WHAT IS REQUIRED>
Rewrite the records starting at the beginning and ending at the line that contains "x-tick-label: 24-Nov xyxy=(423,520,449,529)", changing "Import Containers" to "Imported Containers" and leaving everything else as it is.

EXCERPTED RECORDS>
|---|

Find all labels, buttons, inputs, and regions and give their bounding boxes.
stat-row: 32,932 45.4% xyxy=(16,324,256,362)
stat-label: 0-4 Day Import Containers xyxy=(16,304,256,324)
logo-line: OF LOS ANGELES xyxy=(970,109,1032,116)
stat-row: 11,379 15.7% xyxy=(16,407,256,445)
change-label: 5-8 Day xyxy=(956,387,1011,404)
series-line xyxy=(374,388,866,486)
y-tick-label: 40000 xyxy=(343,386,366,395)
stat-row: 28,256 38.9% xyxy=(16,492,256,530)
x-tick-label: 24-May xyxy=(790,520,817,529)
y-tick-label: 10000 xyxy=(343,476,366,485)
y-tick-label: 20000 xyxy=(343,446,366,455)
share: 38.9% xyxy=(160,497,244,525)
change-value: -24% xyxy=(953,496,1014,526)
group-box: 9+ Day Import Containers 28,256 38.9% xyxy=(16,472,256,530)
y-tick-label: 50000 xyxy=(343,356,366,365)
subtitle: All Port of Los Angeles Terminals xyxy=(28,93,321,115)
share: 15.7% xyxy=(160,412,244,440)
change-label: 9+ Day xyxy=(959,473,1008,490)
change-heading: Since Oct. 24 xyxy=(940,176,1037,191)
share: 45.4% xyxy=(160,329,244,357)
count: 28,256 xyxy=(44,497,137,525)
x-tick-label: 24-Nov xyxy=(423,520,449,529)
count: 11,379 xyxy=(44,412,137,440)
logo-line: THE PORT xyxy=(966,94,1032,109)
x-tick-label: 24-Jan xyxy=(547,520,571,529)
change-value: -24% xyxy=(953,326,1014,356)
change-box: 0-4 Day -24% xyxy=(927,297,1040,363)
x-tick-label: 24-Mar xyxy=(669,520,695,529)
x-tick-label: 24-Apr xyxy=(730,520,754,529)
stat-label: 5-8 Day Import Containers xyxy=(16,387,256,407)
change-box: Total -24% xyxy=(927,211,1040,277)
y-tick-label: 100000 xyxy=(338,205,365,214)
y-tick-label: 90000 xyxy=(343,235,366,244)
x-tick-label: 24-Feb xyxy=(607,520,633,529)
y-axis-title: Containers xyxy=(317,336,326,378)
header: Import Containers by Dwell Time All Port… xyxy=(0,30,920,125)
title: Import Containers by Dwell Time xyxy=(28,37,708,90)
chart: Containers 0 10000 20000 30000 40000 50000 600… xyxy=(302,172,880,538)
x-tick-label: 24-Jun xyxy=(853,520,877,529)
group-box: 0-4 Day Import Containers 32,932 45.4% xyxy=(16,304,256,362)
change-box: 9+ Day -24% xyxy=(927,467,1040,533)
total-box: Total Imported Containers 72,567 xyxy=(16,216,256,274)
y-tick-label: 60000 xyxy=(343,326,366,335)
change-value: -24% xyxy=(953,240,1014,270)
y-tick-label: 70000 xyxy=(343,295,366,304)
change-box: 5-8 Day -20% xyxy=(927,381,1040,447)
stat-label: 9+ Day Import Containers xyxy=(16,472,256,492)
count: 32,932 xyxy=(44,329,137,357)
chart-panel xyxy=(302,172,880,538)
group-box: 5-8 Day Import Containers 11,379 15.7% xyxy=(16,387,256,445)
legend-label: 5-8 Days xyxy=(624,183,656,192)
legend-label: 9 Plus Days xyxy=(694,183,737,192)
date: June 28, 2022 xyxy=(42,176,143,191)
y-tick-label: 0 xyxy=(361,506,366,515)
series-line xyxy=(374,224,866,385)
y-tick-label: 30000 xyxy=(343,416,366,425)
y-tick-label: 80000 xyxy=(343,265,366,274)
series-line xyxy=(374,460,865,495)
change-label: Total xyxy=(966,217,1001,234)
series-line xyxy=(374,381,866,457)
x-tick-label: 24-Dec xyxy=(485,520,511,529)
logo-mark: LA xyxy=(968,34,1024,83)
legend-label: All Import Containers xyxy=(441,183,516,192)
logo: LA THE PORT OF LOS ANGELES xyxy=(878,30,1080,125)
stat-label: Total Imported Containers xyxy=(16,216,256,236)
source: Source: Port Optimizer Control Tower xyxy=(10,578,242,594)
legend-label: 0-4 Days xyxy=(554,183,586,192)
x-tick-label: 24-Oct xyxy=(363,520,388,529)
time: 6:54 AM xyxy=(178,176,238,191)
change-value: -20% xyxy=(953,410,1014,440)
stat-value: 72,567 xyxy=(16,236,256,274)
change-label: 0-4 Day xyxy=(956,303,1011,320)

|---|

THE OUTPUT>
Find all labels, buttons, inputs, and regions and give their bounding boxes.
stat-row: 32,932 45.4% xyxy=(16,324,256,362)
stat-label: 0-4 Day Imported Containers xyxy=(16,304,256,324)
logo-line: OF LOS ANGELES xyxy=(970,109,1032,116)
stat-row: 11,379 15.7% xyxy=(16,407,256,445)
change-label: 5-8 Day xyxy=(956,387,1011,404)
series-line xyxy=(374,388,866,486)
y-tick-label: 40000 xyxy=(343,386,366,395)
stat-row: 28,256 38.9% xyxy=(16,492,256,530)
x-tick-label: 24-May xyxy=(790,520,817,529)
y-tick-label: 10000 xyxy=(343,476,366,485)
y-tick-label: 20000 xyxy=(343,446,366,455)
share: 38.9% xyxy=(160,497,244,525)
change-value: -24% xyxy=(953,496,1014,526)
group-box: 9+ Day Imported Containers 28,256 38.9% xyxy=(16,472,256,530)
y-tick-label: 50000 xyxy=(343,356,366,365)
subtitle: All Port of Los Angeles Terminals xyxy=(28,93,321,115)
share: 15.7% xyxy=(160,412,244,440)
change-label: 9+ Day xyxy=(959,473,1008,490)
change-heading: Since Oct. 24 xyxy=(940,176,1037,191)
share: 45.4% xyxy=(160,329,244,357)
count: 28,256 xyxy=(44,497,137,525)
x-tick-label: 24-Nov xyxy=(423,520,449,529)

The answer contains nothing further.